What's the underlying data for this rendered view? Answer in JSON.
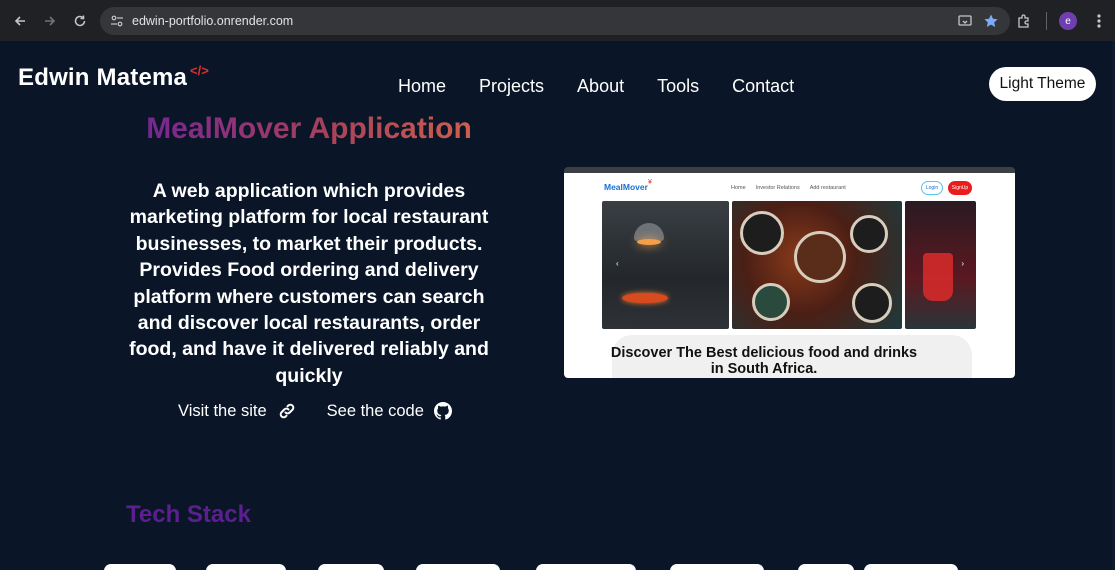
{
  "browser": {
    "url": "edwin-portfolio.onrender.com",
    "profile_initial": "e"
  },
  "header": {
    "logo_text": "Edwin Matema",
    "logo_mark": "</>",
    "nav": [
      "Home",
      "Projects",
      "About",
      "Tools",
      "Contact"
    ],
    "theme_button": "Light Theme"
  },
  "project": {
    "title": "MealMover Application",
    "description": "A web application which provides marketing platform for local restaurant businesses, to market their products. Provides Food ordering and delivery platform where customers can search and discover local restaurants, order food, and have it delivered reliably and quickly",
    "visit_label": "Visit the site",
    "code_label": "See the code",
    "preview": {
      "logo": "MealMover",
      "logo_mark": "¥",
      "links": [
        "Home",
        "Investor Relations",
        "Add restaurant"
      ],
      "login": "Login",
      "signup": "SignUp",
      "hero_text": "Discover The Best delicious food and drinks in South Africa."
    }
  },
  "tech": {
    "title": "Tech Stack"
  },
  "colors": {
    "background": "#0a1628",
    "title_gradient_start": "#6a1fa0",
    "title_gradient_end": "#d9684a",
    "tech_title": "#5b1f90"
  }
}
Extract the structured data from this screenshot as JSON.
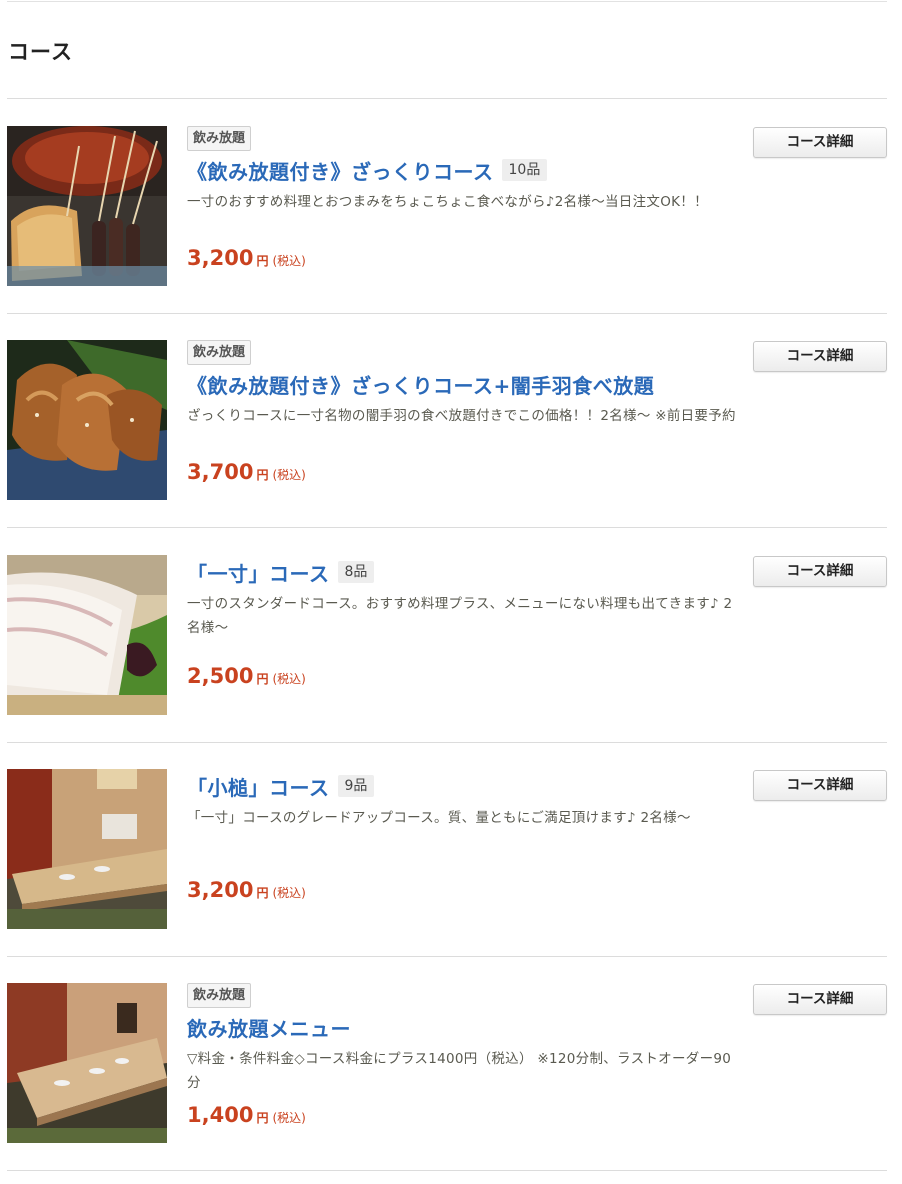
{
  "section": {
    "title": "コース"
  },
  "courses": [
    {
      "badge": "飲み放題",
      "title": "《飲み放題付き》ざっくりコース",
      "count": "10品",
      "description": "一寸のおすすめ料理とおつまみをちょこちょこ食べながら♪2名様～当日注文OK！！",
      "price": "3,200",
      "yen": "円",
      "tax": "(税込)",
      "detail_label": "コース詳細",
      "image": "kushikatsu-food-photo"
    },
    {
      "badge": "飲み放題",
      "title": "《飲み放題付き》ざっくりコース+闇手羽食べ放題",
      "count": "",
      "description": "ざっくりコースに一寸名物の闇手羽の食べ放題付きでこの価格！！2名様～ ※前日要予約",
      "price": "3,700",
      "yen": "円",
      "tax": "(税込)",
      "detail_label": "コース詳細",
      "image": "chicken-wings-photo"
    },
    {
      "badge": "",
      "title": "「一寸」コース",
      "count": "8品",
      "description": "一寸のスタンダードコース。おすすめ料理プラス、メニューにない料理も出てきます♪ 2名様～",
      "price": "2,500",
      "yen": "円",
      "tax": "(税込)",
      "detail_label": "コース詳細",
      "image": "sashimi-photo"
    },
    {
      "badge": "",
      "title": "「小槌」コース",
      "count": "9品",
      "description": "「一寸」コースのグレードアップコース。質、量ともにご満足頂けます♪ 2名様～",
      "price": "3,200",
      "yen": "円",
      "tax": "(税込)",
      "detail_label": "コース詳細",
      "image": "private-room-photo"
    },
    {
      "badge": "飲み放題",
      "title": "飲み放題メニュー",
      "count": "",
      "description": "▽料金・条件料金◇コース料金にプラス1400円（税込） ※120分制、ラストオーダー90分",
      "price": "1,400",
      "yen": "円",
      "tax": "(税込)",
      "detail_label": "コース詳細",
      "image": "table-room-photo"
    }
  ]
}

==*==

Exercise task: Repeat the material above word for word and skip every image in it.

Finished task:
What's the underlying data for this rendered view? Answer in JSON.
{
  "browser": {
    "url": "edwin-portfolio.onrender.com",
    "profile_initial": "e"
  },
  "header": {
    "logo_text": "Edwin Matema",
    "logo_mark": "</>",
    "nav": [
      "Home",
      "Projects",
      "About",
      "Tools",
      "Contact"
    ],
    "theme_button": "Light Theme"
  },
  "project": {
    "title": "MealMover Application",
    "description": "A web application which provides marketing platform for local restaurant businesses, to market their products. Provides Food ordering and delivery platform where customers can search and discover local restaurants, order food, and have it delivered reliably and quickly",
    "visit_label": "Visit the site",
    "code_label": "See the code",
    "preview": {
      "logo": "MealMover",
      "logo_mark": "¥",
      "links": [
        "Home",
        "Investor Relations",
        "Add restaurant"
      ],
      "login": "Login",
      "signup": "SignUp",
      "hero_text": "Discover The Best delicious food and drinks in South Africa."
    }
  },
  "tech": {
    "title": "Tech Stack"
  },
  "colors": {
    "background": "#0a1628",
    "title_gradient_start": "#6a1fa0",
    "title_gradient_end": "#d9684a",
    "tech_title": "#5b1f90"
  }
}
Extract the structured data from this screenshot as JSON.
{
  "section": {
    "title": "コース"
  },
  "courses": [
    {
      "badge": "飲み放題",
      "title": "《飲み放題付き》ざっくりコース",
      "count": "10品",
      "description": "一寸のおすすめ料理とおつまみをちょこちょこ食べながら♪2名様～当日注文OK！！",
      "price": "3,200",
      "yen": "円",
      "tax": "(税込)",
      "detail_label": "コース詳細",
      "image": "kushikatsu-food-photo"
    },
    {
      "badge": "飲み放題",
      "title": "《飲み放題付き》ざっくりコース+闇手羽食べ放題",
      "count": "",
      "description": "ざっくりコースに一寸名物の闇手羽の食べ放題付きでこの価格！！2名様～ ※前日要予約",
      "price": "3,700",
      "yen": "円",
      "tax": "(税込)",
      "detail_label": "コース詳細",
      "image": "chicken-wings-photo"
    },
    {
      "badge": "",
      "title": "「一寸」コース",
      "count": "8品",
      "description": "一寸のスタンダードコース。おすすめ料理プラス、メニューにない料理も出てきます♪ 2名様～",
      "price": "2,500",
      "yen": "円",
      "tax": "(税込)",
      "detail_label": "コース詳細",
      "image": "sashimi-photo"
    },
    {
      "badge": "",
      "title": "「小槌」コース",
      "count": "9品",
      "description": "「一寸」コースのグレードアップコース。質、量ともにご満足頂けます♪ 2名様～",
      "price": "3,200",
      "yen": "円",
      "tax": "(税込)",
      "detail_label": "コース詳細",
      "image": "private-room-photo"
    },
    {
      "badge": "飲み放題",
      "title": "飲み放題メニュー",
      "count": "",
      "description": "▽料金・条件料金◇コース料金にプラス1400円（税込） ※120分制、ラストオーダー90分",
      "price": "1,400",
      "yen": "円",
      "tax": "(税込)",
      "detail_label": "コース詳細",
      "image": "table-room-photo"
    }
  ]
}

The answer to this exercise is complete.